Transcribe each line of the material as it is, and drop any picture.
⁂
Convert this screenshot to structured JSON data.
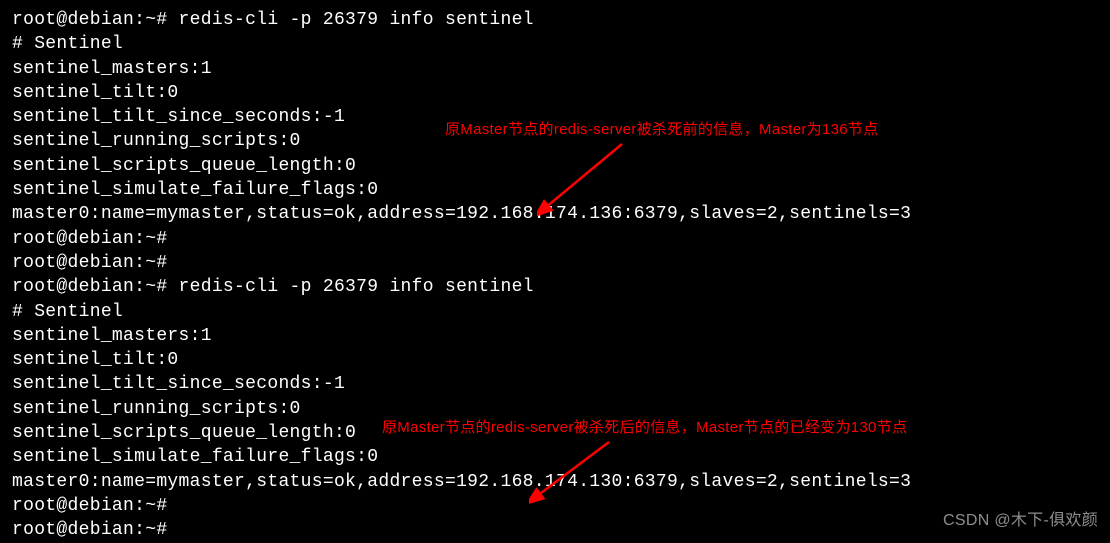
{
  "block1": {
    "prompt_line": "root@debian:~# redis-cli -p 26379 info sentinel",
    "header": "# Sentinel",
    "lines": [
      "sentinel_masters:1",
      "sentinel_tilt:0",
      "sentinel_tilt_since_seconds:-1",
      "sentinel_running_scripts:0",
      "sentinel_scripts_queue_length:0",
      "sentinel_simulate_failure_flags:0",
      "master0:name=mymaster,status=ok,address=192.168.174.136:6379,slaves=2,sentinels=3"
    ],
    "post_prompts": [
      "root@debian:~#",
      "root@debian:~#"
    ]
  },
  "block2": {
    "prompt_line": "root@debian:~# redis-cli -p 26379 info sentinel",
    "header": "# Sentinel",
    "lines": [
      "sentinel_masters:1",
      "sentinel_tilt:0",
      "sentinel_tilt_since_seconds:-1",
      "sentinel_running_scripts:0",
      "sentinel_scripts_queue_length:0",
      "sentinel_simulate_failure_flags:0",
      "master0:name=mymaster,status=ok,address=192.168.174.130:6379,slaves=2,sentinels=3"
    ],
    "post_prompts": [
      "root@debian:~#",
      "root@debian:~#"
    ]
  },
  "annotations": {
    "a1": "原Master节点的redis-server被杀死前的信息，Master为136节点",
    "a2": "原Master节点的redis-server被杀死后的信息，Master节点的已经变为130节点"
  },
  "watermark": "CSDN @木下-俱欢颜"
}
⁂
*Solution for this problem*
Convert this screenshot to structured JSON data.
{
  "block1": {
    "prompt_line": "root@debian:~# redis-cli -p 26379 info sentinel",
    "header": "# Sentinel",
    "lines": [
      "sentinel_masters:1",
      "sentinel_tilt:0",
      "sentinel_tilt_since_seconds:-1",
      "sentinel_running_scripts:0",
      "sentinel_scripts_queue_length:0",
      "sentinel_simulate_failure_flags:0",
      "master0:name=mymaster,status=ok,address=192.168.174.136:6379,slaves=2,sentinels=3"
    ],
    "post_prompts": [
      "root@debian:~#",
      "root@debian:~#"
    ]
  },
  "block2": {
    "prompt_line": "root@debian:~# redis-cli -p 26379 info sentinel",
    "header": "# Sentinel",
    "lines": [
      "sentinel_masters:1",
      "sentinel_tilt:0",
      "sentinel_tilt_since_seconds:-1",
      "sentinel_running_scripts:0",
      "sentinel_scripts_queue_length:0",
      "sentinel_simulate_failure_flags:0",
      "master0:name=mymaster,status=ok,address=192.168.174.130:6379,slaves=2,sentinels=3"
    ],
    "post_prompts": [
      "root@debian:~#",
      "root@debian:~#"
    ]
  },
  "annotations": {
    "a1": "原Master节点的redis-server被杀死前的信息，Master为136节点",
    "a2": "原Master节点的redis-server被杀死后的信息，Master节点的已经变为130节点"
  },
  "watermark": "CSDN @木下-俱欢颜"
}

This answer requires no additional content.